Figure collection entries
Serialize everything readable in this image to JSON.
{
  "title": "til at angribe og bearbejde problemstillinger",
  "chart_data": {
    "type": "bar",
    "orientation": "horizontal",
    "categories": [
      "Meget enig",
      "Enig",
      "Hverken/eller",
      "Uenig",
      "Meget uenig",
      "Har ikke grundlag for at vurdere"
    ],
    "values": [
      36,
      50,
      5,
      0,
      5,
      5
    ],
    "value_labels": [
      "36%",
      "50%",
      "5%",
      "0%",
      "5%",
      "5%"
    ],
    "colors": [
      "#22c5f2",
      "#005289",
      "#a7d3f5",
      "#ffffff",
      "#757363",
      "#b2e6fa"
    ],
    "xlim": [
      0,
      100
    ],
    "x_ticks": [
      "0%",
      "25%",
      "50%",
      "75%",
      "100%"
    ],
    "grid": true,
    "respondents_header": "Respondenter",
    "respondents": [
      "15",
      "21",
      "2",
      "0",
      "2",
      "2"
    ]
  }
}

_GIVEN PROBLEM:_ Produce a verbatim transcription of the entries above.

_OUTPUT BELOW:_
Serialize everything readable in this image to JSON.
{
  "title": "til at angribe og bearbejde problemstillinger",
  "chart_data": {
    "type": "bar",
    "orientation": "horizontal",
    "categories": [
      "Meget enig",
      "Enig",
      "Hverken/eller",
      "Uenig",
      "Meget uenig",
      "Har ikke grundlag for at vurdere"
    ],
    "values": [
      36,
      50,
      5,
      0,
      5,
      5
    ],
    "value_labels": [
      "36%",
      "50%",
      "5%",
      "0%",
      "5%",
      "5%"
    ],
    "colors": [
      "#22c5f2",
      "#005289",
      "#a7d3f5",
      "#ffffff",
      "#757363",
      "#b2e6fa"
    ],
    "xlim": [
      0,
      100
    ],
    "x_ticks": [
      "0%",
      "25%",
      "50%",
      "75%",
      "100%"
    ],
    "grid": true,
    "respondents_header": "Respondenter",
    "respondents": [
      "15",
      "21",
      "2",
      "0",
      "2",
      "2"
    ]
  }
}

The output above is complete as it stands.